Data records
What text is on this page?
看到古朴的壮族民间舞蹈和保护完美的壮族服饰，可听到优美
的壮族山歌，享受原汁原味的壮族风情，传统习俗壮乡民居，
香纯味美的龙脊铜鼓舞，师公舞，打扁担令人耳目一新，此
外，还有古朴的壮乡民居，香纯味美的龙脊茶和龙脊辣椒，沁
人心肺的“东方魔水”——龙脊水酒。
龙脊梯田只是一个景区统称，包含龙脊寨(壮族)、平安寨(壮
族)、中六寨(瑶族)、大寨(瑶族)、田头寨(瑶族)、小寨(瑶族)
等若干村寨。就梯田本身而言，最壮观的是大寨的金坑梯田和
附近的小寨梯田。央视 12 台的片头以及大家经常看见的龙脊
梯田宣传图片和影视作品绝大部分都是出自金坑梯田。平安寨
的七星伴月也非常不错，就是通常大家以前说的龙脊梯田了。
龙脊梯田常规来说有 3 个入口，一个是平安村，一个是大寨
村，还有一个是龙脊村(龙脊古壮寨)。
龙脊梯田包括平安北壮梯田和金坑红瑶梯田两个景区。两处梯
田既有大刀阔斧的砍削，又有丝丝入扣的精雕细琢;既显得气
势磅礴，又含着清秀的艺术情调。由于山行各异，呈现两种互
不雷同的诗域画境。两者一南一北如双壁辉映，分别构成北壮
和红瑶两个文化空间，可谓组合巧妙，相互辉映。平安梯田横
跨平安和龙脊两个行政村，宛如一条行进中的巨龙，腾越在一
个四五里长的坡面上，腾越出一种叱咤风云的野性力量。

CHALLENGE: Set down all of the data above, word for word.

EXERCISE RESPONSE:
What text is on this page?
看到古朴的壮族民间舞蹈和保护完美的壮族服饰，可听到优美
的壮族山歌，享受原汁原味的壮族风情，传统习俗壮乡民居，
香纯味美的龙脊铜鼓舞，师公舞，打扁担令人耳目一新，此
外，还有古朴的壮乡民居，香纯味美的龙脊茶和龙脊辣椒，沁
人心肺的“东方魔水”——龙脊水酒。
龙脊梯田只是一个景区统称，包含龙脊寨(壮族)、平安寨(壮
族)、中六寨(瑶族)、大寨(瑶族)、田头寨(瑶族)、小寨(瑶族)
等若干村寨。就梯田本身而言，最壮观的是大寨的金坑梯田和
附近的小寨梯田。央视 12 台的片头以及大家经常看见的龙脊
梯田宣传图片和影视作品绝大部分都是出自金坑梯田。平安寨
的七星伴月也非常不错，就是通常大家以前说的龙脊梯田了。
龙脊梯田常规来说有 3 个入口，一个是平安村，一个是大寨
村，还有一个是龙脊村(龙脊古壮寨)。
龙脊梯田包括平安北壮梯田和金坑红瑶梯田两个景区。两处梯
田既有大刀阔斧的砍削，又有丝丝入扣的精雕细琢;既显得气
势磅礴，又含着清秀的艺术情调。由于山行各异，呈现两种互
不雷同的诗域画境。两者一南一北如双壁辉映，分别构成北壮
和红瑶两个文化空间，可谓组合巧妙，相互辉映。平安梯田横
跨平安和龙脊两个行政村，宛如一条行进中的巨龙，腾越在一
个四五里长的坡面上，腾越出一种叱咤风云的野性力量。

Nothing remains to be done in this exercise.